Stored items:
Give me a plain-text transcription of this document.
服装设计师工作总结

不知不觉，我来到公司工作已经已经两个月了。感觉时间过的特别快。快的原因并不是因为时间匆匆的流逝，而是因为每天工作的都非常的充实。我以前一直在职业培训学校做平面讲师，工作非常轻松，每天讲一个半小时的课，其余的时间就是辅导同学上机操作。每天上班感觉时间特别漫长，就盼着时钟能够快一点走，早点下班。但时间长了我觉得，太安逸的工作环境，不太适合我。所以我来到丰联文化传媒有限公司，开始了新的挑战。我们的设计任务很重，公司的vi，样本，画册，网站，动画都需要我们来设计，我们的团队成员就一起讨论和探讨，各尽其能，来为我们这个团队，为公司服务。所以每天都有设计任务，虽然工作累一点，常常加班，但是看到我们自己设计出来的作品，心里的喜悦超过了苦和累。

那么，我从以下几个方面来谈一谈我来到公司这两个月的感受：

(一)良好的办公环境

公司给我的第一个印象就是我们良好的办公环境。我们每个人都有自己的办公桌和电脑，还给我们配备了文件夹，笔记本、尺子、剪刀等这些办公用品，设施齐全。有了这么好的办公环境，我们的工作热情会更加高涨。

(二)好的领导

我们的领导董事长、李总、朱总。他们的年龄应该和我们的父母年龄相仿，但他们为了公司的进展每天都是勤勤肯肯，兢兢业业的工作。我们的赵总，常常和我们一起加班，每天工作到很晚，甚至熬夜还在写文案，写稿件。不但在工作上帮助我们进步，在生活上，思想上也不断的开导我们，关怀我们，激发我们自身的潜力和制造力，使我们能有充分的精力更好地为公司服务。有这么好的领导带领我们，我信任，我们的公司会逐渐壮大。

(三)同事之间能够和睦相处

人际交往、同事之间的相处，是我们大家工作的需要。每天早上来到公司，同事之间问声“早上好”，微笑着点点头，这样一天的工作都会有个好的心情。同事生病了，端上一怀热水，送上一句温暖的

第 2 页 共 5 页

◆ Work to complete
Word for word, restate all of the data shown above.

◆ Task response
Give me a plain-text transcription of this document.
服装设计师工作总结

不知不觉，我来到公司工作已经已经两个月了。感觉时间过的特别快。快的原因并不是因为时间匆匆的流逝，而是因为每天工作的都非常的充实。我以前一直在职业培训学校做平面讲师，工作非常轻松，每天讲一个半小时的课，其余的时间就是辅导同学上机操作。每天上班感觉时间特别漫长，就盼着时钟能够快一点走，早点下班。但时间长了我觉得，太安逸的工作环境，不太适合我。所以我来到丰联文化传媒有限公司，开始了新的挑战。我们的设计任务很重，公司的vi，样本，画册，网站，动画都需要我们来设计，我们的团队成员就一起讨论和探讨，各尽其能，来为我们这个团队，为公司服务。所以每天都有设计任务，虽然工作累一点，常常加班，但是看到我们自己设计出来的作品，心里的喜悦超过了苦和累。

那么，我从以下几个方面来谈一谈我来到公司这两个月的感受：

(一)良好的办公环境

公司给我的第一个印象就是我们良好的办公环境。我们每个人都有自己的办公桌和电脑，还给我们配备了文件夹，笔记本、尺子、剪刀等这些办公用品，设施齐全。有了这么好的办公环境，我们的工作热情会更加高涨。

(二)好的领导

我们的领导董事长、李总、朱总。他们的年龄应该和我们的父母年龄相仿，但他们为了公司的进展每天都是勤勤肯肯，兢兢业业的工作。我们的赵总，常常和我们一起加班，每天工作到很晚，甚至熬夜还在写文案，写稿件。不但在工作上帮助我们进步，在生活上，思想上也不断的开导我们，关怀我们，激发我们自身的潜力和制造力，使我们能有充分的精力更好地为公司服务。有这么好的领导带领我们，我信任，我们的公司会逐渐壮大。

(三)同事之间能够和睦相处

人际交往、同事之间的相处，是我们大家工作的需要。每天早上来到公司，同事之间问声“早上好”，微笑着点点头，这样一天的工作都会有个好的心情。同事生病了，端上一怀热水，送上一句温暖的

第 2 页 共 5 页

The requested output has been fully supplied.